* Provided information
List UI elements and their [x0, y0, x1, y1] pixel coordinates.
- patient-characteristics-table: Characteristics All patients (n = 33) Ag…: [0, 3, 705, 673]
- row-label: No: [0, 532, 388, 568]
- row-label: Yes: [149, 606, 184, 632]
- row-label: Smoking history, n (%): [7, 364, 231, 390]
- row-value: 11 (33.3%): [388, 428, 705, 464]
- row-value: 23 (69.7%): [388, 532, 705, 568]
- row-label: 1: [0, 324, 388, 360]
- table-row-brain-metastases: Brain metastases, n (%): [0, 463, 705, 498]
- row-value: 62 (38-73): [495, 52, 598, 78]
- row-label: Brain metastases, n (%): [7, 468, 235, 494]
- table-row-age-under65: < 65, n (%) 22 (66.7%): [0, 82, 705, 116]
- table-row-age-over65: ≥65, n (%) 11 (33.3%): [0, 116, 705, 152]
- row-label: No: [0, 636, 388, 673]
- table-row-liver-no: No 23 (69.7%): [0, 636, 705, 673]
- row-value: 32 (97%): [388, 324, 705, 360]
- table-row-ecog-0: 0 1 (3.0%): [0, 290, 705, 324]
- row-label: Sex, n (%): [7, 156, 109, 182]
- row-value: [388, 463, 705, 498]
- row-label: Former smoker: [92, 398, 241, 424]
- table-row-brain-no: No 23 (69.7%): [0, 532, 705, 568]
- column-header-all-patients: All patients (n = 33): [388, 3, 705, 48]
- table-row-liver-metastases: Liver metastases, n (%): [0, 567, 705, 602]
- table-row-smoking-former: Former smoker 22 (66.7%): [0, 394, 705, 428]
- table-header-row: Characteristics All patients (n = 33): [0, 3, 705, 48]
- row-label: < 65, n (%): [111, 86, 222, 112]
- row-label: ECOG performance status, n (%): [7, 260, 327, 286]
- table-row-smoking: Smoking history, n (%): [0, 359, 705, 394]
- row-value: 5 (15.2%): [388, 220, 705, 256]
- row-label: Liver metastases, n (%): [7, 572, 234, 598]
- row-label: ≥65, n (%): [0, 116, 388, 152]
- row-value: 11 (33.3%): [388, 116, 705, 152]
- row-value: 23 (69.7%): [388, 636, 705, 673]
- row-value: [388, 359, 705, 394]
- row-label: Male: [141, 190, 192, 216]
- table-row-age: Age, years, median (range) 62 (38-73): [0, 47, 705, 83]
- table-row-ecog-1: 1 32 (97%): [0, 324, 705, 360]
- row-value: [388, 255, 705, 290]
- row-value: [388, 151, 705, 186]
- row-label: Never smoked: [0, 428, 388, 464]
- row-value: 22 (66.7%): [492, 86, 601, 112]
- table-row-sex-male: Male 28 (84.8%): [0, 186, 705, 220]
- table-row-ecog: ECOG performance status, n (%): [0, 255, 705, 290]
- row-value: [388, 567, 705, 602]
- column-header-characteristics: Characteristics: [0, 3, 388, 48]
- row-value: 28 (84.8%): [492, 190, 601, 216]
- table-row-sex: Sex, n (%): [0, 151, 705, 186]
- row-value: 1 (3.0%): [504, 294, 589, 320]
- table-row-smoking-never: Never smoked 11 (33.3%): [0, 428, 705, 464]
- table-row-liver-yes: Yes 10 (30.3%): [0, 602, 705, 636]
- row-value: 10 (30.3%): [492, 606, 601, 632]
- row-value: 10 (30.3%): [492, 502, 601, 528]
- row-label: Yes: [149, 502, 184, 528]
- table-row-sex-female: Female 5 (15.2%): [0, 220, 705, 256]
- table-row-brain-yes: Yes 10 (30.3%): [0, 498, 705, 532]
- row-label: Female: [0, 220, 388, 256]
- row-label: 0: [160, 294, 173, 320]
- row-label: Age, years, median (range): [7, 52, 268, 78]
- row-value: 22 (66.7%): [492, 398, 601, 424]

* What to do
All the lines of the material above must be given again exactly.

* Expected answer
List UI elements and their [x0, y0, x1, y1] pixel coordinates.
- patient-characteristics-table: Characteristics All patients (n = 33) Ag…: [0, 3, 705, 673]
- row-label: No: [0, 532, 388, 568]
- row-label: Yes: [149, 606, 184, 632]
- row-label: Smoking history, n (%): [7, 364, 231, 390]
- row-value: 11 (33.3%): [388, 428, 705, 464]
- row-value: 23 (69.7%): [388, 532, 705, 568]
- row-label: 1: [0, 324, 388, 360]
- table-row-brain-metastases: Brain metastases, n (%): [0, 463, 705, 498]
- row-value: 62 (38-73): [495, 52, 598, 78]
- row-label: Brain metastases, n (%): [7, 468, 235, 494]
- table-row-age-under65: < 65, n (%) 22 (66.7%): [0, 82, 705, 116]
- table-row-age-over65: ≥65, n (%) 11 (33.3%): [0, 116, 705, 152]
- row-label: No: [0, 636, 388, 673]
- table-row-liver-no: No 23 (69.7%): [0, 636, 705, 673]
- row-value: 32 (97%): [388, 324, 705, 360]
- table-row-ecog-0: 0 1 (3.0%): [0, 290, 705, 324]
- row-label: Sex, n (%): [7, 156, 109, 182]
- row-value: [388, 463, 705, 498]
- row-label: Former smoker: [92, 398, 241, 424]
- table-row-brain-no: No 23 (69.7%): [0, 532, 705, 568]
- column-header-all-patients: All patients (n = 33): [388, 3, 705, 48]
- table-row-liver-metastases: Liver metastases, n (%): [0, 567, 705, 602]
- table-row-smoking-former: Former smoker 22 (66.7%): [0, 394, 705, 428]
- table-header-row: Characteristics All patients (n = 33): [0, 3, 705, 48]
- row-label: < 65, n (%): [111, 86, 222, 112]
- row-label: ECOG performance status, n (%): [7, 260, 327, 286]
- table-row-smoking: Smoking history, n (%): [0, 359, 705, 394]
- row-value: 5 (15.2%): [388, 220, 705, 256]
- row-label: Liver metastases, n (%): [7, 572, 234, 598]
- row-label: ≥65, n (%): [0, 116, 388, 152]
- row-value: 11 (33.3%): [388, 116, 705, 152]
- row-value: 23 (69.7%): [388, 636, 705, 673]
- row-value: [388, 359, 705, 394]
- row-label: Male: [141, 190, 192, 216]
- table-row-age: Age, years, median (range) 62 (38-73): [0, 47, 705, 83]
- table-row-ecog-1: 1 32 (97%): [0, 324, 705, 360]
- row-value: [388, 255, 705, 290]
- row-value: [388, 151, 705, 186]
- row-label: Never smoked: [0, 428, 388, 464]
- row-value: 22 (66.7%): [492, 86, 601, 112]
- table-row-sex-male: Male 28 (84.8%): [0, 186, 705, 220]
- table-row-ecog: ECOG performance status, n (%): [0, 255, 705, 290]
- row-value: [388, 567, 705, 602]
- column-header-characteristics: Characteristics: [0, 3, 388, 48]
- row-value: 28 (84.8%): [492, 190, 601, 216]
- table-row-sex: Sex, n (%): [0, 151, 705, 186]
- row-value: 1 (3.0%): [504, 294, 589, 320]
- table-row-smoking-never: Never smoked 11 (33.3%): [0, 428, 705, 464]
- table-row-liver-yes: Yes 10 (30.3%): [0, 602, 705, 636]
- row-value: 10 (30.3%): [492, 606, 601, 632]
- row-value: 10 (30.3%): [492, 502, 601, 528]
- row-label: Yes: [149, 502, 184, 528]
- table-row-sex-female: Female 5 (15.2%): [0, 220, 705, 256]
- table-row-brain-yes: Yes 10 (30.3%): [0, 498, 705, 532]
- row-label: Female: [0, 220, 388, 256]
- row-label: 0: [160, 294, 173, 320]
- row-label: Age, years, median (range): [7, 52, 268, 78]
- row-value: 22 (66.7%): [492, 398, 601, 424]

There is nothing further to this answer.